◆ **Exercise brief**: Output each entry exactly; skip nothing.
#####
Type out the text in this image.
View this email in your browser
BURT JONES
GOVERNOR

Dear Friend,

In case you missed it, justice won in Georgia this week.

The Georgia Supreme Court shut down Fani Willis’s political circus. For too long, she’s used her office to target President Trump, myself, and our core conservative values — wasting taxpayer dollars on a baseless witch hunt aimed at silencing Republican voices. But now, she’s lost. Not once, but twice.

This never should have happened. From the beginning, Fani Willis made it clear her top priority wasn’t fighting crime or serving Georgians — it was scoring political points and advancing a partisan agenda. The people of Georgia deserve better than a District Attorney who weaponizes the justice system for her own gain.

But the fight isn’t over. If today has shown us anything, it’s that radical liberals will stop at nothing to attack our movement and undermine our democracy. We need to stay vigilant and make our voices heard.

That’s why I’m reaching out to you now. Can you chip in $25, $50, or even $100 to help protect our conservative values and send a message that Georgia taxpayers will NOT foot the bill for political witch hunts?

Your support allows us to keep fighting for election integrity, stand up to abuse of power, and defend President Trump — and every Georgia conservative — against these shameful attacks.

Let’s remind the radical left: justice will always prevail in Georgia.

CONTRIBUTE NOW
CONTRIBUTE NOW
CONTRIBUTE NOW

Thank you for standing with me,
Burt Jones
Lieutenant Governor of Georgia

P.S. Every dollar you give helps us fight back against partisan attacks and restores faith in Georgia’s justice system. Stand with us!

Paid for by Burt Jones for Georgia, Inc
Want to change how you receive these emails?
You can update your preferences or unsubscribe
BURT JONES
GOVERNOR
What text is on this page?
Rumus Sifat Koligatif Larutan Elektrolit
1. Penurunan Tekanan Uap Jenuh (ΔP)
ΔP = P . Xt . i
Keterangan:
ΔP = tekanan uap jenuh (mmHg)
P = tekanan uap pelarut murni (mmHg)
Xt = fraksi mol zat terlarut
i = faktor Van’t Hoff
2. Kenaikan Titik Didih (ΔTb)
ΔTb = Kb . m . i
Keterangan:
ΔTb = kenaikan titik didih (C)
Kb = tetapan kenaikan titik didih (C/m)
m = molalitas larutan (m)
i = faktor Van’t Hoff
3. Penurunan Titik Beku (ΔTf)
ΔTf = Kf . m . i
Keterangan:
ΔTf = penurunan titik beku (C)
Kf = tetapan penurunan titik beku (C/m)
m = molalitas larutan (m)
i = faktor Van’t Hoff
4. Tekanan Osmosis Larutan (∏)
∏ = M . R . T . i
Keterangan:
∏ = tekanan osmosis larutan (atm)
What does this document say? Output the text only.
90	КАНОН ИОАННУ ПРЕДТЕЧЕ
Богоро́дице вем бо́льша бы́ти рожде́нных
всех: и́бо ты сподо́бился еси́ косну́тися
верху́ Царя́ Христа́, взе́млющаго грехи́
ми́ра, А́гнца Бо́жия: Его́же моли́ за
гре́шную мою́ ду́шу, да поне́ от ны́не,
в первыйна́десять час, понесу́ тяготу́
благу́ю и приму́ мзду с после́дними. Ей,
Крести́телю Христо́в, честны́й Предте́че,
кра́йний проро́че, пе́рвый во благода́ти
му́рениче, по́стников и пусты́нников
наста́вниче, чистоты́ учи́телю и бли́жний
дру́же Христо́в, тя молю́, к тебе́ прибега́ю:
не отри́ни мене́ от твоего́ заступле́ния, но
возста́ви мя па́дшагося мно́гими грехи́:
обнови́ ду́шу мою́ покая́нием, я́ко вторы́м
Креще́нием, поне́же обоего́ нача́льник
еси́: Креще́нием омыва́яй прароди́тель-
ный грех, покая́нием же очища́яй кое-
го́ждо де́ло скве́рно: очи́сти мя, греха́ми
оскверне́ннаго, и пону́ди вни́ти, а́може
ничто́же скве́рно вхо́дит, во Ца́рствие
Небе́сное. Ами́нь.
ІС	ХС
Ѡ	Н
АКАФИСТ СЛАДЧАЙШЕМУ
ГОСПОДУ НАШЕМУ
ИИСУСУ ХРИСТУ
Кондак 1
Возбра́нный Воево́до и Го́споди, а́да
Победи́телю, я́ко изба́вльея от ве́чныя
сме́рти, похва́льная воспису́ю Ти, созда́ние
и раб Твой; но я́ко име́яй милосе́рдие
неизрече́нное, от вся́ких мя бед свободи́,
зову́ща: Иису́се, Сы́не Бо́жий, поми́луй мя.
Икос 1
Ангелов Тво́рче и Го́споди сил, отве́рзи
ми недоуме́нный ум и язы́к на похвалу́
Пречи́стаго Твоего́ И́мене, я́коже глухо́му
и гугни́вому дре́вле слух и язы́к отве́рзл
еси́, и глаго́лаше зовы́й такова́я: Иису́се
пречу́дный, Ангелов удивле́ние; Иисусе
#####
◆ **Problem solution**:
Type out the text in this image.
View this email in your browser
BURT JONES
GOVERNOR

Dear Friend,

In case you missed it, justice won in Georgia this week.

The Georgia Supreme Court shut down Fani Willis’s political circus. For too long, she’s used her office to target President Trump, myself, and our core conservative values — wasting taxpayer dollars on a baseless witch hunt aimed at silencing Republican voices. But now, she’s lost. Not once, but twice.

This never should have happened. From the beginning, Fani Willis made it clear her top priority wasn’t fighting crime or serving Georgians — it was scoring political points and advancing a partisan agenda. The people of Georgia deserve better than a District Attorney who weaponizes the justice system for her own gain.

But the fight isn’t over. If today has shown us anything, it’s that radical liberals will stop at nothing to attack our movement and undermine our democracy. We need to stay vigilant and make our voices heard.

That’s why I’m reaching out to you now. Can you chip in $25, $50, or even $100 to help protect our conservative values and send a message that Georgia taxpayers will NOT foot the bill for political witch hunts?

Your support allows us to keep fighting for election integrity, stand up to abuse of power, and defend President Trump — and every Georgia conservative — against these shameful attacks.

Let’s remind the radical left: justice will always prevail in Georgia.

CONTRIBUTE NOW
CONTRIBUTE NOW
CONTRIBUTE NOW

Thank you for standing with me,
Burt Jones
Lieutenant Governor of Georgia

P.S. Every dollar you give helps us fight back against partisan attacks and restores faith in Georgia’s justice system. Stand with us!

Paid for by Burt Jones for Georgia, Inc
Want to change how you receive these emails?
You can update your preferences or unsubscribe
BURT JONES
GOVERNOR
What text is on this page?
Rumus Sifat Koligatif Larutan Elektrolit
1. Penurunan Tekanan Uap Jenuh (ΔP)
ΔP = P . Xt . i
Keterangan:
ΔP = tekanan uap jenuh (mmHg)
P = tekanan uap pelarut murni (mmHg)
Xt = fraksi mol zat terlarut
i = faktor Van’t Hoff
2. Kenaikan Titik Didih (ΔTb)
ΔTb = Kb . m . i
Keterangan:
ΔTb = kenaikan titik didih (C)
Kb = tetapan kenaikan titik didih (C/m)
m = molalitas larutan (m)
i = faktor Van’t Hoff
3. Penurunan Titik Beku (ΔTf)
ΔTf = Kf . m . i
Keterangan:
ΔTf = penurunan titik beku (C)
Kf = tetapan penurunan titik beku (C/m)
m = molalitas larutan (m)
i = faktor Van’t Hoff
4. Tekanan Osmosis Larutan (∏)
∏ = M . R . T . i
Keterangan:
∏ = tekanan osmosis larutan (atm)
What does this document say? Output the text only.
90	КАНОН ИОАННУ ПРЕДТЕЧЕ
Богоро́дице вем бо́льша бы́ти рожде́нных
всех: и́бо ты сподо́бился еси́ косну́тися
верху́ Царя́ Христа́, взе́млющаго грехи́
ми́ра, А́гнца Бо́жия: Его́же моли́ за
гре́шную мою́ ду́шу, да поне́ от ны́не,
в первыйна́десять час, понесу́ тяготу́
благу́ю и приму́ мзду с после́дними. Ей,
Крести́телю Христо́в, честны́й Предте́че,
кра́йний проро́че, пе́рвый во благода́ти
му́рениче, по́стников и пусты́нников
наста́вниче, чистоты́ учи́телю и бли́жний
дру́же Христо́в, тя молю́, к тебе́ прибега́ю:
не отри́ни мене́ от твоего́ заступле́ния, но
возста́ви мя па́дшагося мно́гими грехи́:
обнови́ ду́шу мою́ покая́нием, я́ко вторы́м
Креще́нием, поне́же обоего́ нача́льник
еси́: Креще́нием омыва́яй прароди́тель-
ный грех, покая́нием же очища́яй кое-
го́ждо де́ло скве́рно: очи́сти мя, греха́ми
оскверне́ннаго, и пону́ди вни́ти, а́може
ничто́же скве́рно вхо́дит, во Ца́рствие
Небе́сное. Ами́нь.
ІС	ХС
Ѡ	Н
АКАФИСТ СЛАДЧАЙШЕМУ
ГОСПОДУ НАШЕМУ
ИИСУСУ ХРИСТУ
Кондак 1
Возбра́нный Воево́до и Го́споди, а́да
Победи́телю, я́ко изба́вльея от ве́чныя
сме́рти, похва́льная воспису́ю Ти, созда́ние
и раб Твой; но я́ко име́яй милосе́рдие
неизрече́нное, от вся́ких мя бед свободи́,
зову́ща: Иису́се, Сы́не Бо́жий, поми́луй мя.
Икос 1
Ангелов Тво́рче и Го́споди сил, отве́рзи
ми недоуме́нный ум и язы́к на похвалу́
Пречи́стаго Твоего́ И́мене, я́коже глухо́му
и гугни́вому дре́вле слух и язы́к отве́рзл
еси́, и глаго́лаше зовы́й такова́я: Иису́се
пречу́дный, Ангелов удивле́ние; Иисусе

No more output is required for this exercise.